| INFORMATION PROVIDED |
————————
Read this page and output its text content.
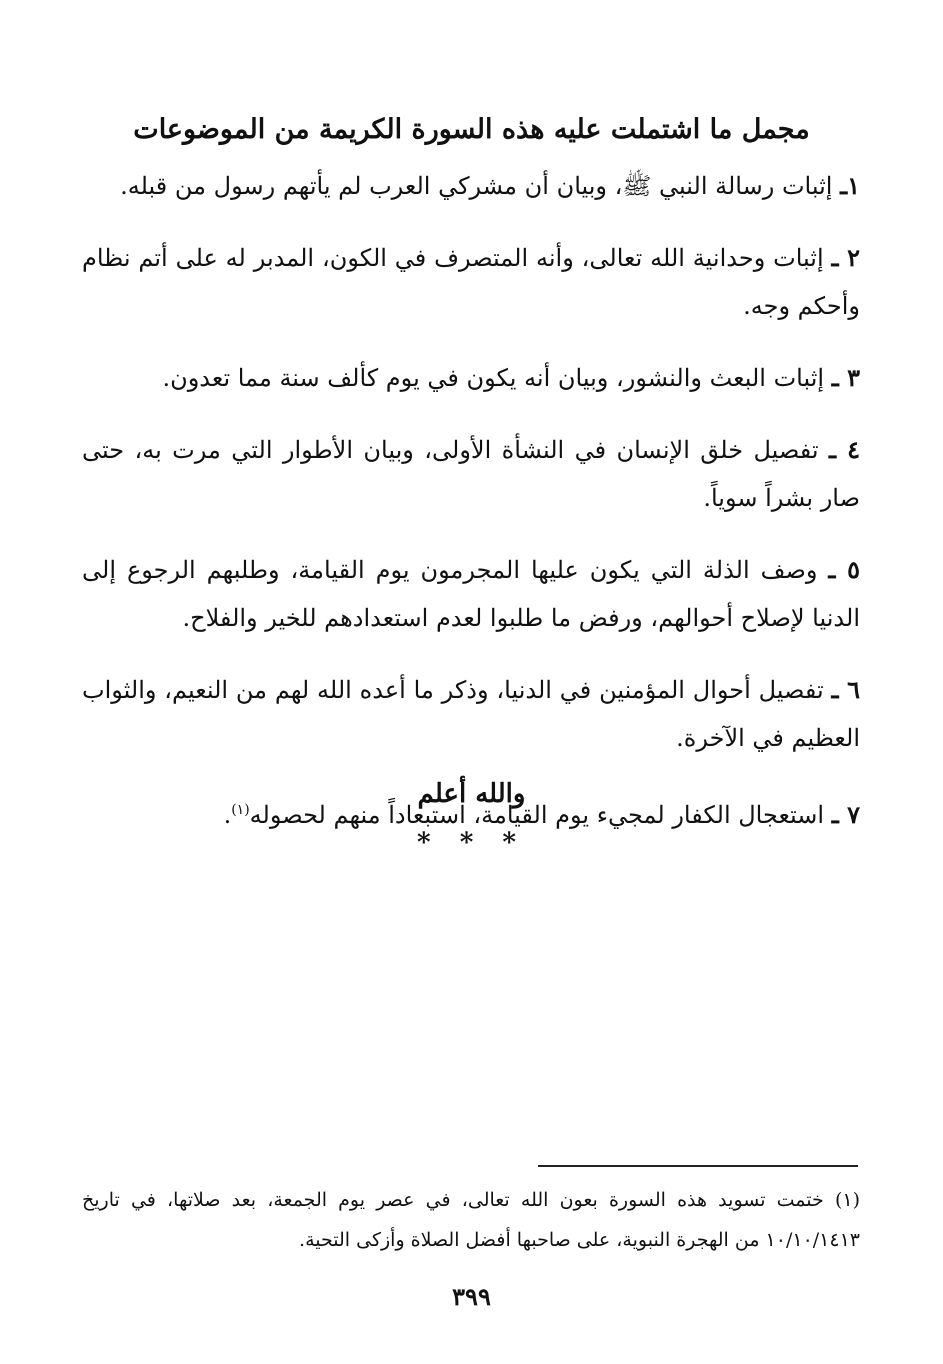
مجمل ما اشتملت عليه هذه السورة الكريمة من الموضوعات

١ـ إثبات رسالة النبي ﷺ، وبيان أن مشركي العرب لم يأتهم رسول من قبله.

٢ ـ إثبات وحدانية الله تعالى، وأنه المتصرف في الكون، المدبر له على أتم نظام وأحكم وجه.

٣ ـ إثبات البعث والنشور، وبيان أنه يكون في يوم كألف سنة مما تعدون.

٤ ـ تفصيل خلق الإنسان في النشأة الأولى، وبيان الأطوار التي مرت به، حتى صار بشراً سوياً.

٥ ـ وصف الذلة التي يكون عليها المجرمون يوم القيامة، وطلبهم الرجوع إلى الدنيا لإصلاح أحوالهم، ورفض ما طلبوا لعدم استعدادهم للخير والفلاح.

٦ ـ تفصيل أحوال المؤمنين في الدنيا، وذكر ما أعده الله لهم من النعيم، والثواب العظيم في الآخرة.

٧ ـ استعجال الكفار لمجيء يوم القيامة، استبعاداً منهم لحصوله$^{(١)}$.

والله أعلم
* * *
(١) ختمت تسويد هذه السورة بعون الله تعالى، في عصر يوم الجمعة، بعد صلاتها، في تاريخ ١٠/١٠/١٤١٣ من الهجرة النبوية، على صاحبها أفضل الصلاة وأزكى التحية.
٣٩٩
————————
Return all of the entries word for word, but omit the pictures.

| RESULT FOR THIS TASK |
Read this page and output its text content.
مجمل ما اشتملت عليه هذه السورة الكريمة من الموضوعات

١ـ إثبات رسالة النبي ﷺ، وبيان أن مشركي العرب لم يأتهم رسول من قبله.

٢ ـ إثبات وحدانية الله تعالى، وأنه المتصرف في الكون، المدبر له على أتم نظام وأحكم وجه.

٣ ـ إثبات البعث والنشور، وبيان أنه يكون في يوم كألف سنة مما تعدون.

٤ ـ تفصيل خلق الإنسان في النشأة الأولى، وبيان الأطوار التي مرت به، حتى صار بشراً سوياً.

٥ ـ وصف الذلة التي يكون عليها المجرمون يوم القيامة، وطلبهم الرجوع إلى الدنيا لإصلاح أحوالهم، ورفض ما طلبوا لعدم استعدادهم للخير والفلاح.

٦ ـ تفصيل أحوال المؤمنين في الدنيا، وذكر ما أعده الله لهم من النعيم، والثواب العظيم في الآخرة.

٧ ـ استعجال الكفار لمجيء يوم القيامة، استبعاداً منهم لحصوله$^{(١)}$.

والله أعلم
* * *
(١) ختمت تسويد هذه السورة بعون الله تعالى، في عصر يوم الجمعة، بعد صلاتها، في تاريخ ١٠/١٠/١٤١٣ من الهجرة النبوية، على صاحبها أفضل الصلاة وأزكى التحية.
٣٩٩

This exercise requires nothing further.